* **What you are asked to do**
Repeat everything in the records from the line containing "scanned-document-page: B DALIS" down to the line containing "col-header-quantity: Kiekis <box>758", with "header-line" replaced by "header-text" and nothing else changed.

* **Exercise input**
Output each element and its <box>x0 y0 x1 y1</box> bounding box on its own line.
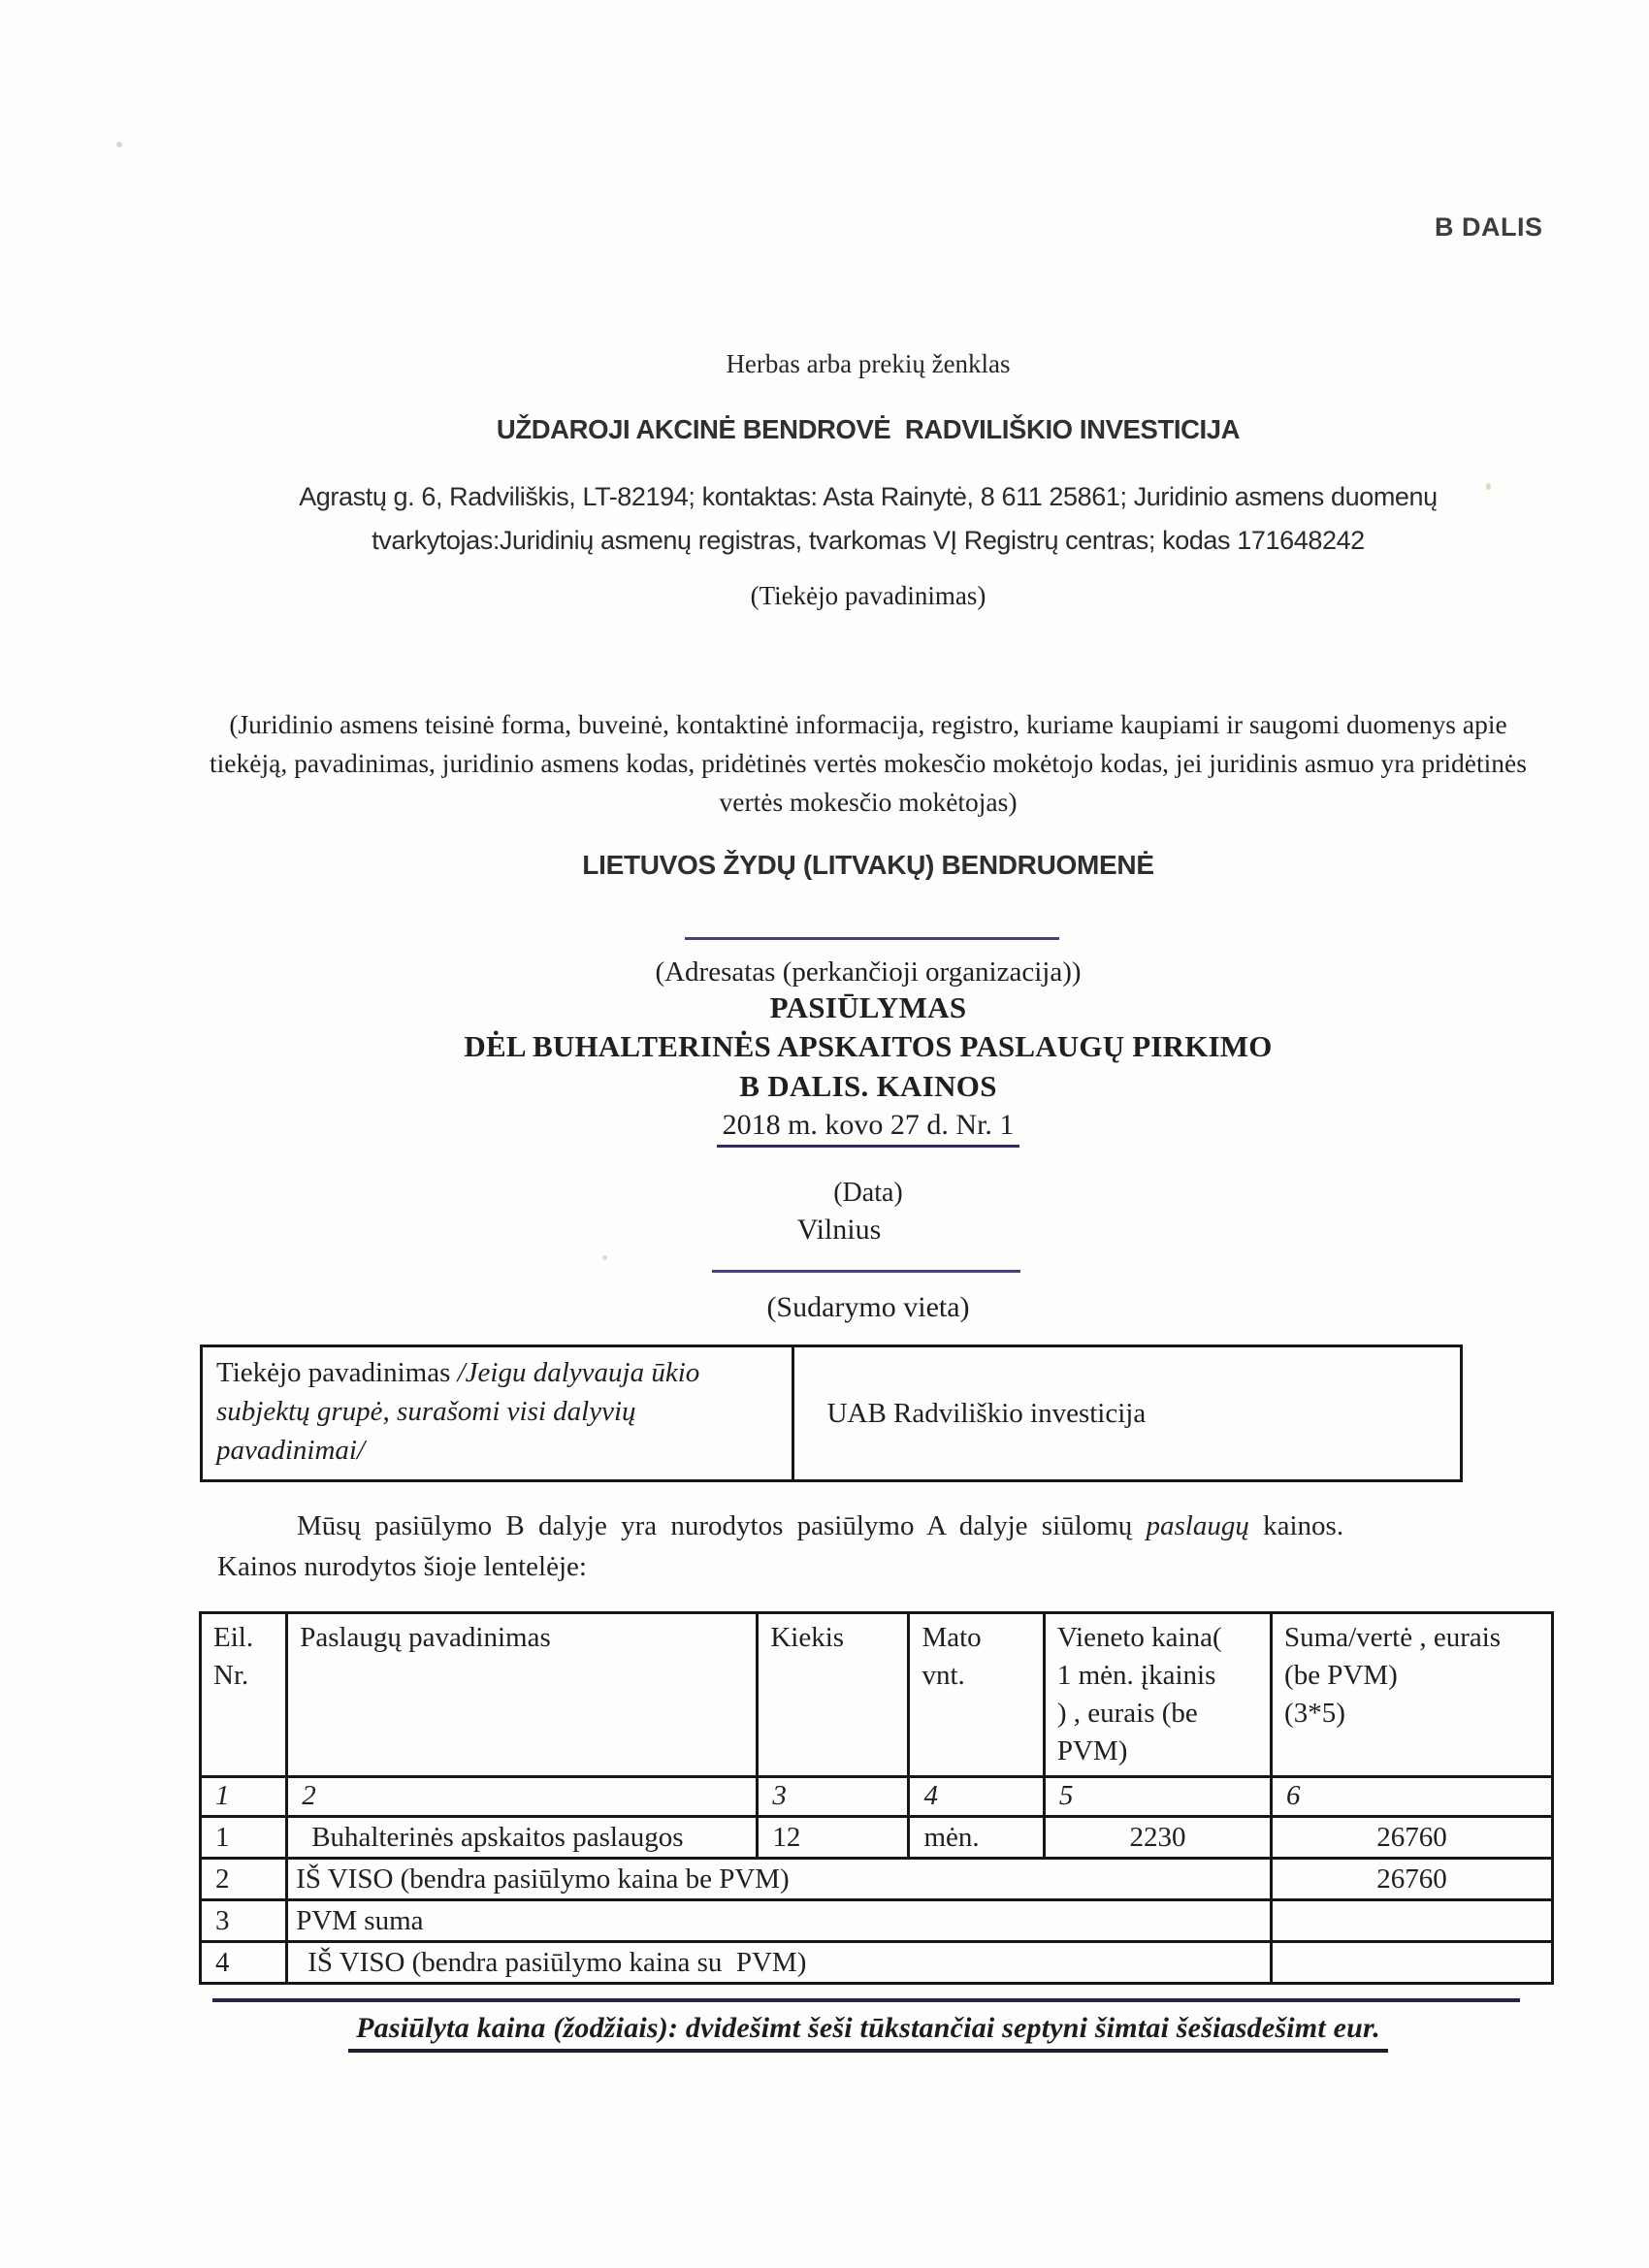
scanned-document-page: B DALIS Herbas arba prekių ženklas UŽDAR… <box>0 0 1649 2268</box>
row-number-cell: 3 <box>201 1900 287 1942</box>
price-table: Eil. Nr. Paslaugų pavadinimas Kiekis Mat… <box>199 1611 1554 1985</box>
place-underline <box>712 1270 1020 1273</box>
intro-paragraph: Mūsų pasiūlymo B dalyje yra nurodytos pa… <box>217 1506 1507 1587</box>
header-line: Nr. <box>213 1657 275 1695</box>
document-part-title: B DALIS. KAINOS <box>92 1069 1644 1104</box>
summary-label-cell: IŠ VISO (bendra pasiūlymo kaina be PVM) <box>287 1859 1272 1900</box>
col-header-total: Suma/vertė , eurais (be PVM) (3*5) <box>1272 1613 1553 1777</box>
header-line: Mato <box>922 1619 1032 1657</box>
summary-label-cell: PVM suma <box>287 1900 1272 1942</box>
scan-speck <box>602 1255 607 1260</box>
supplier-name-caption: (Tiekėjo pavadinimas) <box>92 581 1644 611</box>
supplier-value-text: UAB Radviliškio investicija <box>827 1398 1147 1430</box>
price-table-header-row: Eil. Nr. Paslaugų pavadinimas Kiekis Mat… <box>201 1613 1553 1777</box>
emblem-caption: Herbas arba prekių ženklas <box>92 349 1644 379</box>
intro-text: Mūsų pasiūlymo B dalyje yra nurodytos pa… <box>297 1510 1147 1541</box>
intro-line-1: Mūsų pasiūlymo B dalyje yra nurodytos pa… <box>217 1506 1507 1546</box>
col-header-quantity: Kiekis <box>758 1613 909 1777</box>
part-label: B DALIS <box>1435 212 1543 243</box>
row-number-cell: 2 <box>201 1859 287 1900</box>
col-number: 1 <box>201 1777 287 1817</box>
header-line: Kiekis <box>770 1619 897 1657</box>
header-line: ) , eurais (be <box>1057 1695 1260 1733</box>
col-header-unit: Mato vnt. <box>909 1613 1044 1777</box>
legal-form-note: (Juridinio asmens teisinė forma, buveinė… <box>199 705 1537 822</box>
table-row: 4 IŠ VISO (bendra pasiūlymo kaina su PVM… <box>201 1942 1553 1984</box>
column-numbering-row: 1 2 3 4 5 6 <box>201 1777 1553 1817</box>
date-caption: (Data) <box>92 1178 1644 1209</box>
table-row: 2 IŠ VISO (bendra pasiūlymo kaina be PVM… <box>201 1859 1553 1900</box>
header-line: Suma/vertė , eurais <box>1284 1619 1541 1657</box>
intro-text: kainos. <box>1249 1510 1343 1541</box>
document-title: PASIŪLYMAS <box>92 990 1644 1025</box>
intro-italic-word: paslaugų <box>1147 1510 1249 1541</box>
quantity-cell: 12 <box>758 1817 909 1859</box>
addressee-caption: (Adresatas (perkančioji organizacija)) <box>92 956 1644 988</box>
unit-price-cell: 2230 <box>1044 1817 1271 1859</box>
company-address-line-2: tvarkytojas:Juridinių asmenų registras, … <box>92 526 1644 556</box>
place-name: Vilnius <box>29 1214 1649 1247</box>
header-line: PVM) <box>1057 1733 1260 1770</box>
col-number: 4 <box>909 1777 1044 1817</box>
col-header-service-name: Paslaugų pavadinimas <box>287 1613 758 1777</box>
table-row: 3 PVM suma <box>201 1900 1553 1942</box>
col-number: 2 <box>287 1777 758 1817</box>
total-cell <box>1272 1942 1553 1984</box>
intro-line-2: Kainos nurodytos šioje lentelėje: <box>217 1546 1507 1587</box>
col-number: 5 <box>1044 1777 1271 1817</box>
table-row: 1 Buhalterinės apskaitos paslaugos 12 mė… <box>201 1817 1553 1859</box>
supplier-label-text: Tiekėjo pavadinimas <box>216 1357 458 1388</box>
supplier-table: Tiekėjo pavadinimas /Jeigu dalyvauja ūki… <box>200 1345 1463 1482</box>
horizontal-rule <box>212 1998 1520 2002</box>
summary-label-cell: IŠ VISO (bendra pasiūlymo kaina su PVM) <box>287 1942 1272 1984</box>
total-cell: 26760 <box>1272 1859 1553 1900</box>
header-line: vnt. <box>922 1657 1032 1695</box>
document-date: 2018 m. kovo 27 d. Nr. 1 <box>717 1109 1020 1148</box>
col-header-eil-nr: Eil. Nr. <box>201 1613 287 1777</box>
company-address-line-1: Agrastų g. 6, Radviliškis, LT-82194; kon… <box>92 482 1644 512</box>
total-cell <box>1272 1900 1553 1942</box>
document-subtitle: DĖL BUHALTERINĖS APSKAITOS PASLAUGŲ PIRK… <box>92 1029 1644 1064</box>
company-name: UŽDAROJI AKCINĖ BENDROVĖ RADVILIŠKIO INV… <box>92 414 1644 445</box>
header-line: (be PVM) <box>1284 1657 1541 1695</box>
service-name-cell: Buhalterinės apskaitos paslaugos <box>287 1817 758 1859</box>
unit-cell: mėn. <box>909 1817 1044 1859</box>
document-date-line: 2018 m. kovo 27 d. Nr. 1 <box>92 1109 1644 1148</box>
supplier-label-cell: Tiekėjo pavadinimas /Jeigu dalyvauja ūki… <box>203 1347 794 1479</box>
price-in-words: Pasiūlyta kaina (žodžiais): dvidešimt še… <box>348 2012 1388 2053</box>
col-number: 6 <box>1272 1777 1553 1817</box>
price-in-words-line: Pasiūlyta kaina (žodžiais): dvidešimt še… <box>92 2012 1644 2053</box>
col-header-unit-price: Vieneto kaina( 1 mėn. įkainis ) , eurais… <box>1044 1613 1271 1777</box>
row-number-cell: 1 <box>201 1817 287 1859</box>
scan-speck <box>116 142 122 147</box>
row-number-cell: 4 <box>201 1942 287 1984</box>
header-line: Eil. <box>213 1619 275 1657</box>
header-line: 1 mėn. įkainis <box>1057 1657 1260 1695</box>
addressee-underline <box>685 937 1059 940</box>
header-line: Paslaugų pavadinimas <box>300 1619 746 1657</box>
header-line: (3*5) <box>1284 1695 1541 1733</box>
col-number: 3 <box>758 1777 909 1817</box>
total-cell: 26760 <box>1272 1817 1553 1859</box>
place-caption: (Sudarymo vieta) <box>92 1291 1644 1324</box>
addressee-name: LIETUVOS ŽYDŲ (LITVAKŲ) BENDRUOMENĖ <box>92 850 1644 881</box>
supplier-value-cell: UAB Radviliškio investicija <box>794 1347 1460 1479</box>
header-line: Vieneto kaina( <box>1057 1619 1260 1657</box>
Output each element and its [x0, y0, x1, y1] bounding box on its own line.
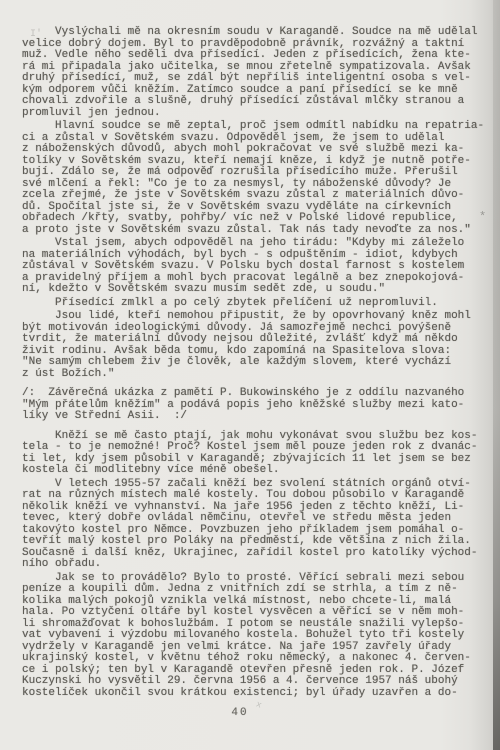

* **Solution to the problem**
scanned-document-page: B DALIS Herbas arba prekių ženklas UŽDAR… <box>0 0 1649 2268</box>
row-number-cell: 3 <box>201 1900 287 1942</box>
price-table: Eil. Nr. Paslaugų pavadinimas Kiekis Mat… <box>199 1611 1554 1985</box>
place-underline <box>712 1270 1020 1273</box>
intro-paragraph: Mūsų pasiūlymo B dalyje yra nurodytos pa… <box>217 1506 1507 1587</box>
header-text: Nr. <box>213 1657 275 1695</box>
document-part-title: B DALIS. KAINOS <box>92 1069 1644 1104</box>
summary-label-cell: IŠ VISO (bendra pasiūlymo kaina be PVM) <box>287 1859 1272 1900</box>
col-header-total: Suma/vertė , eurais (be PVM) (3*5) <box>1272 1613 1553 1777</box>
header-text: Mato <box>922 1619 1032 1657</box>
summary-label-cell: PVM suma <box>287 1900 1272 1942</box>
scan-speck <box>602 1255 607 1260</box>
supplier-name-caption: (Tiekėjo pavadinimas) <box>92 581 1644 611</box>
supplier-value-text: UAB Radviliškio investicija <box>827 1398 1147 1430</box>
price-table-header-row: Eil. Nr. Paslaugų pavadinimas Kiekis Mat… <box>201 1613 1553 1777</box>
emblem-caption: Herbas arba prekių ženklas <box>92 349 1644 379</box>
intro-text: Mūsų pasiūlymo B dalyje yra nurodytos pa… <box>297 1510 1147 1541</box>
intro-line-1: Mūsų pasiūlymo B dalyje yra nurodytos pa… <box>217 1506 1507 1546</box>
col-header-quantity: Kiekis <box>758 1613 909 1777</box>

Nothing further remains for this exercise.